Actualisez le passage sur le zoom de la M7 entre "Le zoom de la" et "de  11 à  2,2mm." inclus, en remplaçant "capteur" par "détecteur".

## Passage fourni
********
Le zoom de la M7 permet de 0,6x à 3,1x multiplié par 2,5x de l'oculaire 10x utilisé en afocal, cela fait de 1,5x à  7, 75x sur capteur donc un champ de  11 à  2,2mm.
Cela couvre bien le domaine le plus habituel de la macro.

Malheureusement, comme on pouvait s'y attendre avec la complexité optique  du système, le rendu photographique n'est pas aussi fin que celui d'un dispositif photo macro simple avec un  objectif macro et un soufflet  comme s'en plaint Jef Morit à l'issue de son test sur son Olympus SZ6045 chez JM Joannet, mais le confort d'utilisation nuance cela .

Je compte utiliser ce montage  de plus en stéréo car les 2 images d'un stéréomicroscope donnent en effet un relief plus spectaculaire que celui reconstitué par les logiciels de zédification.
Je n'ai qu'une sortie trino, mais l'objectif commun de la M7S peut être translaté pour être placé dans l'axe photographique . En associant une série axiale et une série latérale, j'ai assez rapidement un couple stéréo ( une 1/2 minutes par pile; temps de traitement par Zerene plus important; court traitement par SPM pour aligner le couple )
********
## Données fournies
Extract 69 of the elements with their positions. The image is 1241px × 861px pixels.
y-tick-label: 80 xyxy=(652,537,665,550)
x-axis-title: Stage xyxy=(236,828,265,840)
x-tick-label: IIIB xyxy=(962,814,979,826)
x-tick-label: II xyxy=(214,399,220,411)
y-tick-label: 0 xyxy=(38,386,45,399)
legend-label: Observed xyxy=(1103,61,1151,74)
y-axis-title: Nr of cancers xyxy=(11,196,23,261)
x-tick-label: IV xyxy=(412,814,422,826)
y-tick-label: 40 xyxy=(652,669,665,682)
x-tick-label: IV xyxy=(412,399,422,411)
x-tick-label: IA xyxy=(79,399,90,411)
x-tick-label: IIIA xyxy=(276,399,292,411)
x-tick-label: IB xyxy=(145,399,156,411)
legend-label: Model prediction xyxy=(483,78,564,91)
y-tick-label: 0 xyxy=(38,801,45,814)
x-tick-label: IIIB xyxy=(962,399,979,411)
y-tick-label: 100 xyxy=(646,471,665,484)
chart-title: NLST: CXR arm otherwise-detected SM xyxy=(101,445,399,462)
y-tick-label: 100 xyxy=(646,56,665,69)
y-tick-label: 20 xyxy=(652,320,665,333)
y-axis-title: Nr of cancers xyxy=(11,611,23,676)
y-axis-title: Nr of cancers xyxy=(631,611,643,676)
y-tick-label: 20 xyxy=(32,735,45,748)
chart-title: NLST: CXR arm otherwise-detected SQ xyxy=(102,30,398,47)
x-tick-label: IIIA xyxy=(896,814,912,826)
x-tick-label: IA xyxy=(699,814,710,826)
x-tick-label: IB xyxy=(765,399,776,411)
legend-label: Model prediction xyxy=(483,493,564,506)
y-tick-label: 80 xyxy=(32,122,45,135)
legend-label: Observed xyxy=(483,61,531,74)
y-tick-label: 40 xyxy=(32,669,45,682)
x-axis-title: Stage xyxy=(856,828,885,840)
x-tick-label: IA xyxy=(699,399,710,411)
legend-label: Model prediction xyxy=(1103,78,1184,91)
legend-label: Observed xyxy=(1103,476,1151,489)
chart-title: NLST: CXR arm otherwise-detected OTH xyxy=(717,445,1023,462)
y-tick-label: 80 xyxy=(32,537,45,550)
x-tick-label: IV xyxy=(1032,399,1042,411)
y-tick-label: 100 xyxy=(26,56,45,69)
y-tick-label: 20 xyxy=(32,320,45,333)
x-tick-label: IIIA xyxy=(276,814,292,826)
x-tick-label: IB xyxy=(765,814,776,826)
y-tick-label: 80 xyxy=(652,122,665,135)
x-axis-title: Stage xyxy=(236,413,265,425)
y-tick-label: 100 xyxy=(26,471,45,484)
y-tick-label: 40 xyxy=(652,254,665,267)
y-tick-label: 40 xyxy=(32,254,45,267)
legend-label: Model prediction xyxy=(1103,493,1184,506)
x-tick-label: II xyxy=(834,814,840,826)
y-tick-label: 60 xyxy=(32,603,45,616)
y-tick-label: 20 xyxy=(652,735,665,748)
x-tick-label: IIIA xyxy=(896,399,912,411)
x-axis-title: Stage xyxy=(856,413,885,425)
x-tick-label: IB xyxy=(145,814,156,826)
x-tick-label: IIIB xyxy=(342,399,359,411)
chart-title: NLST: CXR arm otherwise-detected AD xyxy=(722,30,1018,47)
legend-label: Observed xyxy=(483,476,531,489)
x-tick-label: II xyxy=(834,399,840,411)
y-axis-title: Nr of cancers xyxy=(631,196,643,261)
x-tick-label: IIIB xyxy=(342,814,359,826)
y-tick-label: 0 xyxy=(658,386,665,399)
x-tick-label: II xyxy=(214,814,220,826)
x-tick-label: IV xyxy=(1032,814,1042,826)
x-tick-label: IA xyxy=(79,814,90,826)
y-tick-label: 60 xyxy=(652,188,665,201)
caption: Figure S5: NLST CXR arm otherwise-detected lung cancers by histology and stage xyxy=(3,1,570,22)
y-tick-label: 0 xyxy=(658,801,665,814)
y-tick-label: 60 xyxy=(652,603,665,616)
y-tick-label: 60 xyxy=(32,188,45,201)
********
## La réponse
Le zoom de la M7 permet de 0,6x à 3,1x multiplié par 2,5x de l'oculaire 10x utilisé en afocal, cela fait de 1,5x à  7, 75x sur détecteur donc un champ de  11 à  2,2mm.